==== TEXT PASSAGE ====

Lightning Man_ The Accursed Life of Samuel F. B. Morse - Kenneth Silverman [20]
Lucretia was seventeen, Finley twenty-five. Her youth appealed to him for its beguiling combination of modesty and frankness. And beauty. Her friends spoke admiringly of her delicately pretty features—rosy cheeks, slightly upturned nose, overflowing masses of dark curled hair. Altogether he counted Lucrece, as he called her, a special gift of Providence: “Never, never was a human being so blest as I am.”
In fact, Finley was swooningly in love. Arriving alone at another of his itinerant stopovers, he recollected in tearful detail a walk with Lucrece, their conversation in a garden, a parting kiss. He confessed to her his yearning: “As I write, the moon shines on my paper, as if to remind me that last night at this hour it shone on both of us to-gether; Oh, when, dear Lucrece, shall I again see you? When shall the moon shine again on both of us together?” He asked her to look at the moon for half an hour on Sunday evening, beginning precisely at eight o’clock. Precisely at eight o’clock he would look at the moon for half an hour, too, and think of her. When on the road, he poured out letters to her; when back in Charlestown he sometimes walked to Boston early in the morning to get her replies.

====

→ **TASK INSTRUCTIONS**
a: In the passage about Finley's courtship of Lucretia, when did he ask her to look at the moon, and for how long?
b: Carry on the passage about Finley's courtship of Lucretia, beginning right after its final sentence.

==== MATERIAL SHOWN ====

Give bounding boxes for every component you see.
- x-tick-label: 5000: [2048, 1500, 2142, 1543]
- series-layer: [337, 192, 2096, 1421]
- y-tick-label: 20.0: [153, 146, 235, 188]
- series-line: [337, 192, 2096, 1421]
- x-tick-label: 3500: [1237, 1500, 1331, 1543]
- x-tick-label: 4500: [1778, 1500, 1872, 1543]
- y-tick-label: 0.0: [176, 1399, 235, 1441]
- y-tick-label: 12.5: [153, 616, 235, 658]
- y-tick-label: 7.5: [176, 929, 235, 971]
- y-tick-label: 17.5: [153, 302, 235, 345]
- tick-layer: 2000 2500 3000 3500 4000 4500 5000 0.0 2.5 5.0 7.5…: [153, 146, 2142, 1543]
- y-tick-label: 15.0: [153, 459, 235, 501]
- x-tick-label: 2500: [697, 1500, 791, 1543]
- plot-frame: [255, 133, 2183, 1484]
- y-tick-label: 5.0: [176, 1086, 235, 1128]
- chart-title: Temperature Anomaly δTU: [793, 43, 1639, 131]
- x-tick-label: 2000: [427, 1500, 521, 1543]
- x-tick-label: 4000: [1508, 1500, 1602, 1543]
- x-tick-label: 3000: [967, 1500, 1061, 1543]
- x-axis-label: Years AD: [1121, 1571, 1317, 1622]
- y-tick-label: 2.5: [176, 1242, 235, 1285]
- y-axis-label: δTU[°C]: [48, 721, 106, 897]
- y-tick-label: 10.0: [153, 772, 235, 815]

====

→ **TASK-BY-TASK ANSWERS**
a: On Sunday evening, beginning precisely at eight o'clock, for half an hour.

b:
Considering that he had recently parted with Jennette, Finley realized that his parents might accuse him of haste in his engagement as in much else, thinking him “a terrible harum-scarum fellow.” Despite his many complaints about their attempts to control his life, he consulted them about his marriage plans often. They advised him to go slowly. Elizabeth stressed the “absolute necessity” of his becoming financially independent before settling down: “Remember it takes a great many hundred dollars to make and to keep the pot a-boiling.” She also had her own ideas about the characteristics of a good wife, including common sense, a decent dowry, and domestic skills—“a slutt is a terrible trial to a man.” In addition, it helped, she said, if “you love each other better than all the world beside.”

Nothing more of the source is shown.